YOUR OBJECTIVE -
Copy down every line where the string "JSON" shows up.

SOURCE MATERIAL -
══════════════════════════════
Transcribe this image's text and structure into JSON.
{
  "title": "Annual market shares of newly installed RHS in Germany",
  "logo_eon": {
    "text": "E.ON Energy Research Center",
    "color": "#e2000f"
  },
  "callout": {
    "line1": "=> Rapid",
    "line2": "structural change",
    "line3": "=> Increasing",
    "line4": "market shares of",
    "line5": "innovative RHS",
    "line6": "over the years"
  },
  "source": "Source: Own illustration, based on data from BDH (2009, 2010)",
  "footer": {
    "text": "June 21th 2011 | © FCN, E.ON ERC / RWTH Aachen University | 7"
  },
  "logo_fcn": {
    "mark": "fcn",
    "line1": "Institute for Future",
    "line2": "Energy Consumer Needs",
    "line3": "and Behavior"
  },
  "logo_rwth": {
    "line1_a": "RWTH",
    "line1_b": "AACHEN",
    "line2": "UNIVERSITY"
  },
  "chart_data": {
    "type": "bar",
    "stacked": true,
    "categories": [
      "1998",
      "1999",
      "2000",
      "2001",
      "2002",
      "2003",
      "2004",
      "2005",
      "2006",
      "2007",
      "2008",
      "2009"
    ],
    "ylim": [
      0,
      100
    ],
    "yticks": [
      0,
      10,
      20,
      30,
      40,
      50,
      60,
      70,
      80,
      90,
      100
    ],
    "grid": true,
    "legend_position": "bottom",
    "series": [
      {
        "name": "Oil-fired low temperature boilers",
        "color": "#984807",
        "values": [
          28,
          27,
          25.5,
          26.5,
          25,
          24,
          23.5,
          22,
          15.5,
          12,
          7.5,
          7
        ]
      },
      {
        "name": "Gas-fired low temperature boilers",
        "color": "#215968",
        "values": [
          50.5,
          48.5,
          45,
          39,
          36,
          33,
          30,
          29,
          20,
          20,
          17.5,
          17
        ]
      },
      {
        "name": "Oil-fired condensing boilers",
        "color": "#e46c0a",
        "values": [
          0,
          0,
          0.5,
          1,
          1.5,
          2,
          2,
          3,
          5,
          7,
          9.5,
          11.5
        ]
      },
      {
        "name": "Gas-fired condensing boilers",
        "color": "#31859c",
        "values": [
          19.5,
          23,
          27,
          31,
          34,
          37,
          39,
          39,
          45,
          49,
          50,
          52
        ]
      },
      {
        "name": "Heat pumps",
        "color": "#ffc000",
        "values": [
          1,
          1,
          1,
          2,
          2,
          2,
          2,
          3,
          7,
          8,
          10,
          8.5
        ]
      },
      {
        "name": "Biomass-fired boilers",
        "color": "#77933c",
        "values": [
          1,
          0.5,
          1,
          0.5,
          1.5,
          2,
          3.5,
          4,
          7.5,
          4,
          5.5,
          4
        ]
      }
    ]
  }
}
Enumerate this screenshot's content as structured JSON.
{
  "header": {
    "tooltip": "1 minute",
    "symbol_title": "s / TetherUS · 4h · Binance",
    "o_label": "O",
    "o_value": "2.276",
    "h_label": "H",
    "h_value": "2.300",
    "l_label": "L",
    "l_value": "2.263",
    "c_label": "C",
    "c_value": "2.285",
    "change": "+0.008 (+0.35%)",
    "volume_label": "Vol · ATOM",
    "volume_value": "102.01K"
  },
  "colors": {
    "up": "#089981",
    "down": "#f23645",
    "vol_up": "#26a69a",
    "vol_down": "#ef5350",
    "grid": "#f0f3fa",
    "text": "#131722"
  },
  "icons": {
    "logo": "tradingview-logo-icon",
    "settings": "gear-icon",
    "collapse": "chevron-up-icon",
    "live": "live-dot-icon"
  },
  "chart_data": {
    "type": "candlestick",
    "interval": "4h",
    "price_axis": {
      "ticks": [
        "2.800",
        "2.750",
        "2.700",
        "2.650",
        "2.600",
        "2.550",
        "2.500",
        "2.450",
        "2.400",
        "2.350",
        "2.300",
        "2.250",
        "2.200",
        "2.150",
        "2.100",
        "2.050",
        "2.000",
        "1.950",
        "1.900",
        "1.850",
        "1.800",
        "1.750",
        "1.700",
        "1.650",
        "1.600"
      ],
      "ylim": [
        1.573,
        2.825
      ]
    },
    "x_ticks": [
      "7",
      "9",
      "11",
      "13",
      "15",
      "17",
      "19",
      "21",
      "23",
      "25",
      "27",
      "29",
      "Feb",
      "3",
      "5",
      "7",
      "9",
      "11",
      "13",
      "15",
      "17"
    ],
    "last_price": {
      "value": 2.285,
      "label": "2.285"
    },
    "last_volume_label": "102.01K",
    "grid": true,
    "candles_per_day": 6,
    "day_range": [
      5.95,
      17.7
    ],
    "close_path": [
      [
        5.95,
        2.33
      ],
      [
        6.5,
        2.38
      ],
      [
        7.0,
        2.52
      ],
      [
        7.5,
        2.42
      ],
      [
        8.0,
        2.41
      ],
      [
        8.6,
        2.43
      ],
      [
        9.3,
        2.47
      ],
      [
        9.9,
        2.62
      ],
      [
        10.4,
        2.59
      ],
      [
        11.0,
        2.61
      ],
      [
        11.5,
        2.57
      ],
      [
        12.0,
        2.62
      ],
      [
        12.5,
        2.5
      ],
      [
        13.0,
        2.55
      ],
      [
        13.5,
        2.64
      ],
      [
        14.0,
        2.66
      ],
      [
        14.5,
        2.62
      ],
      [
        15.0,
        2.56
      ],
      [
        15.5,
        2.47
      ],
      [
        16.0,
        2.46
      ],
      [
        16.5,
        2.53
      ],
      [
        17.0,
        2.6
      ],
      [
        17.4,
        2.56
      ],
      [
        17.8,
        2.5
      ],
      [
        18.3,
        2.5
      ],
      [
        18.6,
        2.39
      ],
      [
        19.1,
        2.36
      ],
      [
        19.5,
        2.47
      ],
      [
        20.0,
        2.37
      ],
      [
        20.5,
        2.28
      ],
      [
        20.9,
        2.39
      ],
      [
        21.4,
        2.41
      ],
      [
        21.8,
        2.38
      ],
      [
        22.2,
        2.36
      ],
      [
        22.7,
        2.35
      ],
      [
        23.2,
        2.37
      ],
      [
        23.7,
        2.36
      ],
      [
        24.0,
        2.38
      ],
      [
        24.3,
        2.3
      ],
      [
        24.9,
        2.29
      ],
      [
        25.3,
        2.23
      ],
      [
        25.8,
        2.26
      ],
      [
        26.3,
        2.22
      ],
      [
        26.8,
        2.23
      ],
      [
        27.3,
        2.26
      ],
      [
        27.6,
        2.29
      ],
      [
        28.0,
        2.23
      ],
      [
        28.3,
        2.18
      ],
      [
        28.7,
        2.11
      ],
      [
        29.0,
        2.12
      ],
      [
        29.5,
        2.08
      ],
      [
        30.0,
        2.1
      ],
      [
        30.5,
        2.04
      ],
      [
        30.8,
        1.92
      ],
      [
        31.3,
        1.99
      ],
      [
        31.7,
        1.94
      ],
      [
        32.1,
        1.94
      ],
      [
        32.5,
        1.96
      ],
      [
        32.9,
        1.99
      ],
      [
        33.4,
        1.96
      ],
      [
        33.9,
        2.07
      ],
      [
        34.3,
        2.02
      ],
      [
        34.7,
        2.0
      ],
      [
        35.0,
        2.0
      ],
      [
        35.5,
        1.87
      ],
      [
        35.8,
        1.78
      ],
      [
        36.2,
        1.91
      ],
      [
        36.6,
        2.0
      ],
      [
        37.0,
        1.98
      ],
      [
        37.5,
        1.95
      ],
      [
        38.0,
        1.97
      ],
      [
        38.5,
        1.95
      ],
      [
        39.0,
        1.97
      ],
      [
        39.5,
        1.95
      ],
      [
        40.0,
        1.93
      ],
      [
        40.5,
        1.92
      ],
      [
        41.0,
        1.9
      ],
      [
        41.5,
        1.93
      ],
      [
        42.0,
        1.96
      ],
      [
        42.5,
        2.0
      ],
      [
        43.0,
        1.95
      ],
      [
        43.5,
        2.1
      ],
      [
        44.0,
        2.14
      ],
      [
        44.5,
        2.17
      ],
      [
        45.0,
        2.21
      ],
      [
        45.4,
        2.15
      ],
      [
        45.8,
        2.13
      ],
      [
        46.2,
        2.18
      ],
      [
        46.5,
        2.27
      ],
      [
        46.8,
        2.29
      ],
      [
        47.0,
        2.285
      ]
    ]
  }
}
══════════════════════════════
RESPONSE FOR THIS EXERCISE -
Transcribe this image's text and structure into JSON.
Enumerate this screenshot's content as structured JSON.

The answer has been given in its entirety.